- STATED PROBLEM -
Can you write out, unchanged, the lines of the items below, starting with the line that contains "sidebar-item-mensajes[interactable]: ▽ 7" and going on through the line that contains "comment-likes[interactable]: ♡ 1612", both of those included?

─── DATASET ENTRIES ───

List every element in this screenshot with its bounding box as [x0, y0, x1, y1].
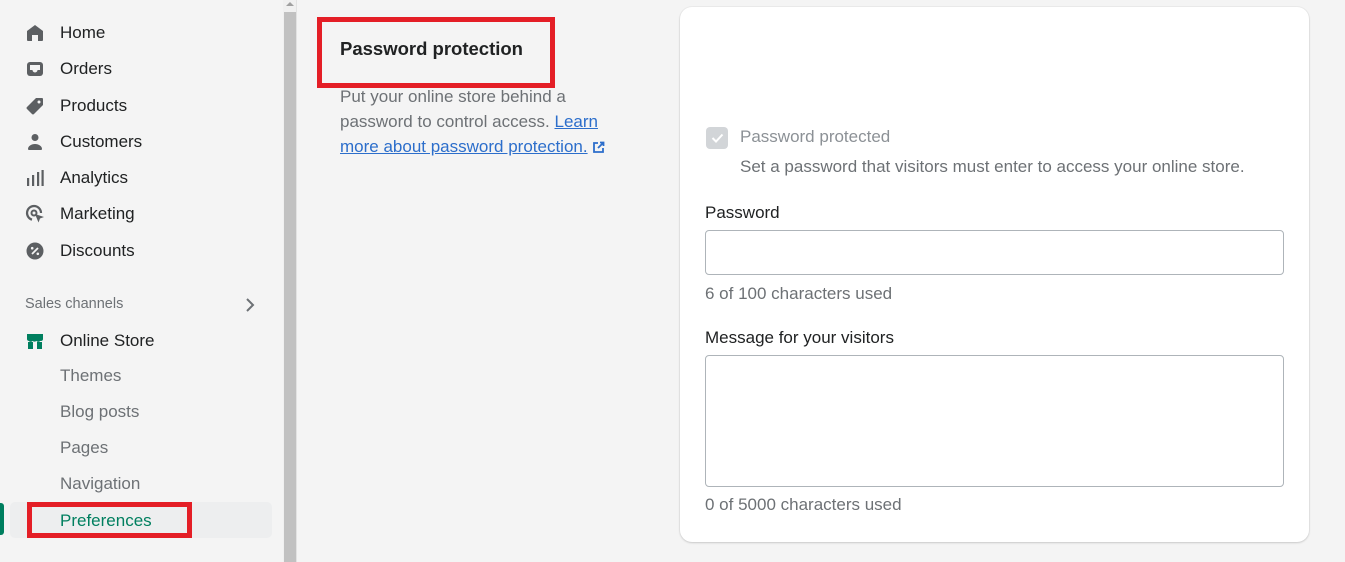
scroll-up-arrow-icon[interactable]: [286, 2, 294, 6]
sidebar-item-discounts[interactable]: Discounts: [24, 237, 135, 265]
sidebar-item-label: Products: [60, 96, 128, 115]
sidebar-item-analytics[interactable]: Analytics: [24, 164, 128, 192]
scrollbar-thumb[interactable]: [284, 12, 296, 562]
sidebar-subitem-pages[interactable]: Pages: [60, 438, 108, 458]
sidebar-item-label: Home: [60, 23, 106, 42]
password-settings-card: Password protected Set a password that v…: [680, 7, 1309, 542]
discount-badge-icon: [24, 240, 46, 262]
sidebar-item-online-store[interactable]: Online Store: [24, 327, 155, 355]
chevron-right-icon[interactable]: [240, 294, 260, 316]
home-icon: [24, 22, 46, 44]
person-icon: [24, 131, 46, 153]
sidebar-subitem-navigation[interactable]: Navigation: [60, 474, 140, 494]
sidebar-subitem-blog-posts[interactable]: Blog posts: [60, 402, 139, 422]
tag-icon: [24, 95, 46, 117]
inbox-icon: [24, 58, 46, 80]
sidebar-item-label: Customers: [60, 132, 143, 151]
active-item-indicator: [0, 503, 4, 535]
sidebar-item-label: Analytics: [60, 168, 129, 187]
section-description: Put your online store behind a password …: [340, 84, 630, 161]
sidebar-item-products[interactable]: Products: [24, 92, 127, 120]
password-label: Password: [705, 203, 780, 222]
sidebar-item-orders[interactable]: Orders: [24, 55, 112, 83]
sidebar-item-label: Discounts: [60, 241, 135, 260]
message-label: Message for your visitors: [705, 328, 894, 347]
sidebar-item-home[interactable]: Home: [24, 19, 105, 47]
message-textarea[interactable]: [705, 355, 1284, 487]
sidebar-subitem-preferences[interactable]: Preferences: [60, 511, 152, 531]
sidebar-scrollbar[interactable]: [283, 0, 297, 562]
sidebar-item-label: Orders: [60, 59, 112, 78]
checkmark-icon: [711, 133, 723, 143]
password-protected-checkbox[interactable]: [706, 127, 728, 149]
app-root: Home Orders Products Customers Analytics: [0, 0, 1345, 562]
sidebar-item-label: Online Store: [60, 331, 155, 350]
external-link-icon[interactable]: [592, 136, 605, 161]
sales-channels-label: Sales channels: [25, 296, 124, 312]
section-description-text: Put your online store behind a password …: [340, 87, 566, 131]
message-char-count: 0 of 5000 characters used: [705, 495, 902, 514]
sidebar-item-customers[interactable]: Customers: [24, 128, 142, 156]
section-title: Password protection: [340, 38, 523, 59]
sidebar-subitem-themes[interactable]: Themes: [60, 366, 121, 386]
sidebar-item-marketing[interactable]: Marketing: [24, 200, 135, 228]
password-input[interactable]: [705, 230, 1284, 275]
password-protected-help: Set a password that visitors must enter …: [740, 157, 1245, 176]
bar-chart-icon: [24, 167, 46, 189]
sidebar-item-label: Marketing: [60, 204, 135, 223]
password-protected-label: Password protected: [740, 127, 891, 146]
storefront-icon: [24, 330, 46, 352]
sidebar: Home Orders Products Customers Analytics: [0, 0, 284, 562]
target-cursor-icon: [24, 203, 46, 225]
password-char-count: 6 of 100 characters used: [705, 284, 893, 303]
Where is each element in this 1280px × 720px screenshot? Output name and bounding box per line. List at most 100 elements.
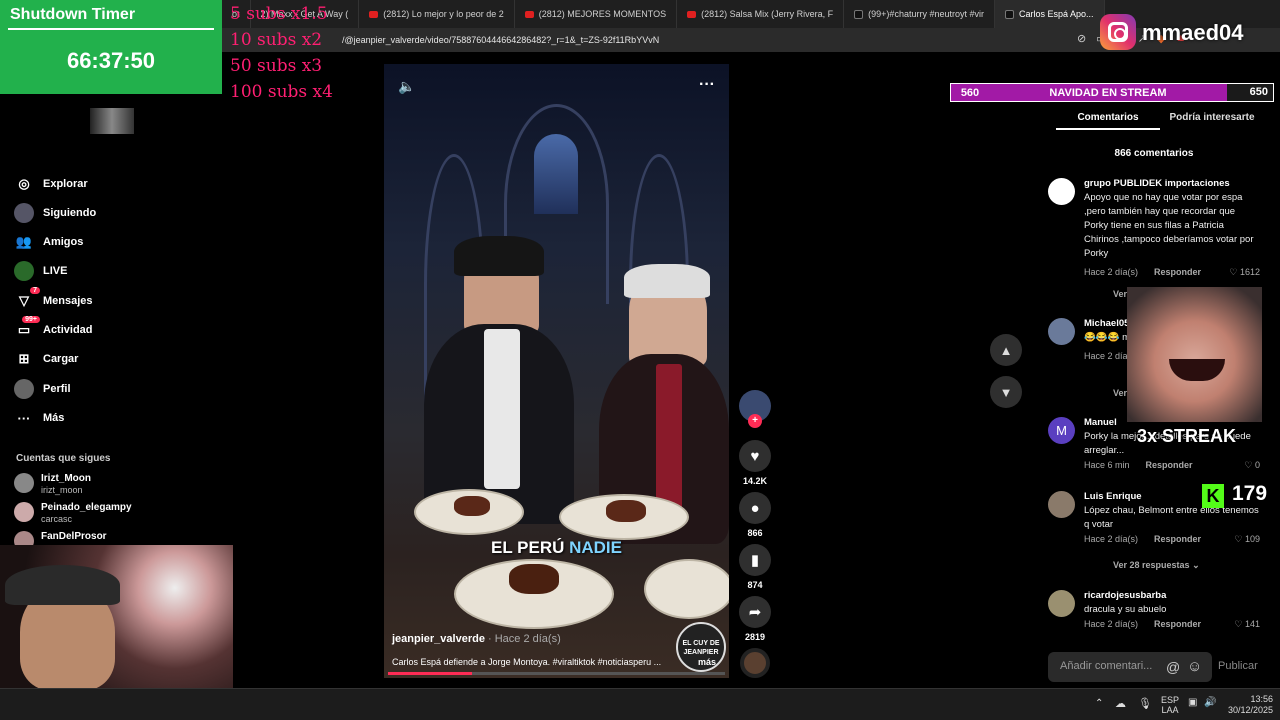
sidebar-item-mensajes[interactable]: ▽ 7 Mensajes (14, 287, 93, 312)
avatar[interactable] (1048, 318, 1075, 345)
tiktok-icon (854, 9, 864, 19)
bookmark-icon[interactable]: ▮ (739, 544, 771, 576)
comment-likes[interactable]: ♡ 1612 (1229, 267, 1260, 278)
publish-button[interactable]: Publicar (1218, 660, 1258, 672)
view-more-replies[interactable]: Ver (1113, 388, 1127, 398)
browser-tab[interactable]: (2812) Salsa Mix (Jerry Rivera, F (677, 0, 845, 28)
reply-button[interactable]: Responder (1146, 460, 1193, 471)
goal-target: 650 (1227, 84, 1273, 101)
next-video-button[interactable]: ▼ (990, 376, 1022, 408)
url-text[interactable]: /@jeanpier_valverde/video/75887604446642… (342, 35, 659, 45)
caption-highlight: NADIE (569, 538, 622, 557)
comment-author[interactable]: ricardojesusbarba (1084, 590, 1260, 601)
subs-multiplier-line: 50 subs x3 (230, 56, 323, 76)
profile-thumbnail[interactable] (90, 108, 134, 134)
tab-podria-interesarte[interactable]: Podría interesarte (1160, 108, 1264, 130)
cloud-icon[interactable]: ☁ (1115, 697, 1126, 710)
volume-icon[interactable]: 🔈 (398, 78, 415, 95)
microphone-icon[interactable]: 🎙 (1138, 697, 1152, 710)
browser-tab[interactable]: (2812) Lo mejor y lo peor de 2 (359, 0, 515, 28)
following-section-title: Cuentas que sigues (16, 453, 111, 464)
browser-tab-active[interactable]: Carlos Espá Apo... (994, 0, 1105, 28)
avatar[interactable] (1048, 590, 1075, 617)
network-icon[interactable]: ▣ (1188, 697, 1197, 708)
subs-multiplier-line: 10 subs x2 (230, 30, 323, 50)
more-link[interactable]: más (698, 657, 716, 667)
follow-plus-icon[interactable]: + (748, 414, 762, 428)
more-options-icon[interactable]: ··· (699, 76, 715, 94)
comment-likes[interactable]: ♡ 0 (1244, 460, 1260, 471)
message-icon: ▽ 7 (14, 287, 40, 311)
video-caption-overlay: EL PERÚ NADIE (384, 538, 729, 558)
author-name[interactable]: jeanpier_valverde (392, 633, 485, 645)
account-handle: irizt_moon (41, 485, 83, 495)
mention-icon[interactable]: @ (1166, 659, 1180, 675)
comment-author[interactable]: grupo PUBLIDEK importaciones (1084, 178, 1260, 189)
tray-chevron-icon[interactable]: ⌃ (1095, 698, 1103, 709)
no-tracking-icon[interactable]: ⊘ (1077, 32, 1086, 48)
subs-multiplier-line: 5 subs x1.5 (230, 4, 328, 24)
comment-time: Hace 2 día(s) (1084, 267, 1139, 277)
video-player[interactable]: EL PERÚ NADIE jeanpier_valverde · Hace 2… (384, 64, 729, 678)
following-account[interactable]: Peinado_elegampy carcasc (14, 502, 132, 524)
comments-tabs: Comentarios Podría interesarte (1056, 108, 1264, 130)
sidebar-item-live[interactable]: LIVE (14, 260, 67, 282)
webcam-cap (5, 565, 120, 605)
avatar[interactable] (1048, 491, 1075, 518)
language-indicator[interactable]: ESP LAA (1161, 695, 1179, 715)
sidebar-item-siguiendo[interactable]: Siguiendo (14, 202, 96, 224)
previous-video-button[interactable]: ▲ (990, 334, 1022, 366)
comment-time: Hace 2 día(s) (1084, 619, 1139, 629)
tab-label: (2812) Salsa Mix (Jerry Rivera, F (701, 9, 834, 19)
reply-button[interactable]: Responder (1154, 534, 1201, 545)
taskbar: ⌃ ☁ 🎙 ESP LAA ▣ 🔊 13:56 30/12/2025 (0, 688, 1280, 720)
heart-icon[interactable]: ♥ (739, 440, 771, 472)
following-account[interactable]: Irizt_Moon irizt_moon (14, 473, 91, 495)
sidebar-item-actividad[interactable]: ▭ 99+ Actividad (14, 316, 93, 341)
view-replies-button[interactable]: Ver 28 respuestas ⌄ (1113, 560, 1200, 571)
speaker-icon[interactable]: 🔊 (1204, 697, 1216, 708)
sidebar-item-label: Cargar (43, 353, 79, 365)
goal-title: NAVIDAD EN STREAM (1049, 86, 1167, 99)
sidebar-item-perfil[interactable]: Perfil (14, 378, 71, 400)
comment-likes[interactable]: ♡ 109 (1234, 534, 1260, 545)
sidebar-item-explorar[interactable]: ◎ Explorar (14, 173, 87, 195)
share-action[interactable]: ➦ 2819 (737, 596, 773, 642)
view-more-replies[interactable]: Ver (1113, 289, 1127, 299)
avatar[interactable] (1048, 178, 1075, 205)
avatar[interactable]: M (1048, 417, 1075, 444)
tab-comentarios[interactable]: Comentarios (1056, 108, 1160, 130)
instagram-glyph (1108, 22, 1128, 42)
comment-time: Hace 2 día(s) (1084, 534, 1139, 544)
stained-glass-window (534, 134, 578, 214)
sidebar-item-cargar[interactable]: ⊞ Cargar (14, 348, 79, 370)
video-progress-bar[interactable] (388, 672, 725, 675)
clock[interactable]: 13:56 30/12/2025 (1228, 694, 1273, 716)
browser-tab[interactable]: (2812) MEJORES MOMENTOS (515, 0, 678, 28)
like-action[interactable]: ♥ 14.2K (737, 440, 773, 486)
sidebar-item-mas[interactable]: ··· Más (14, 407, 65, 429)
reaction-webcam (1127, 287, 1262, 422)
comment-icon[interactable]: ● (739, 492, 771, 524)
activity-badge: 99+ (22, 316, 40, 323)
man-right-hair (624, 264, 710, 298)
save-action[interactable]: ▮ 874 (737, 544, 773, 590)
video-author[interactable]: jeanpier_valverde · Hace 2 día(s) (392, 633, 561, 645)
food (606, 500, 646, 522)
view-replies-label: Ver 28 respuestas (1113, 560, 1190, 570)
reply-button[interactable]: Responder (1154, 267, 1201, 278)
following-avatar-icon (14, 203, 34, 223)
comment-action[interactable]: ● 866 (737, 492, 773, 538)
goal-current: 560 (960, 86, 980, 99)
browser-tab[interactable]: (99+)#chaturry #neutroyt #vir (844, 0, 995, 28)
music-disc-icon[interactable] (740, 648, 770, 678)
share-arrow-icon[interactable]: ➦ (739, 596, 771, 628)
kick-viewer-count: 179 (1232, 482, 1268, 505)
sidebar-item-label: Perfil (43, 383, 71, 395)
timer-title: Shutdown Timer (10, 6, 136, 23)
comment-time: Hace 6 min (1084, 460, 1130, 470)
comment-likes[interactable]: ♡ 141 (1234, 619, 1260, 630)
emoji-icon[interactable]: ☺ (1187, 658, 1202, 675)
reply-button[interactable]: Responder (1154, 619, 1201, 630)
sidebar-item-amigos[interactable]: 👥 Amigos (14, 231, 83, 253)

───

- ANSWER BELOW -
sidebar-item-mensajes[interactable]: ▽ 7 Mensajes (14, 287, 93, 312)
avatar[interactable] (1048, 318, 1075, 345)
tiktok-icon (854, 9, 864, 19)
bookmark-icon[interactable]: ▮ (739, 544, 771, 576)
comment-likes[interactable]: ♡ 1612 (1229, 267, 1260, 278)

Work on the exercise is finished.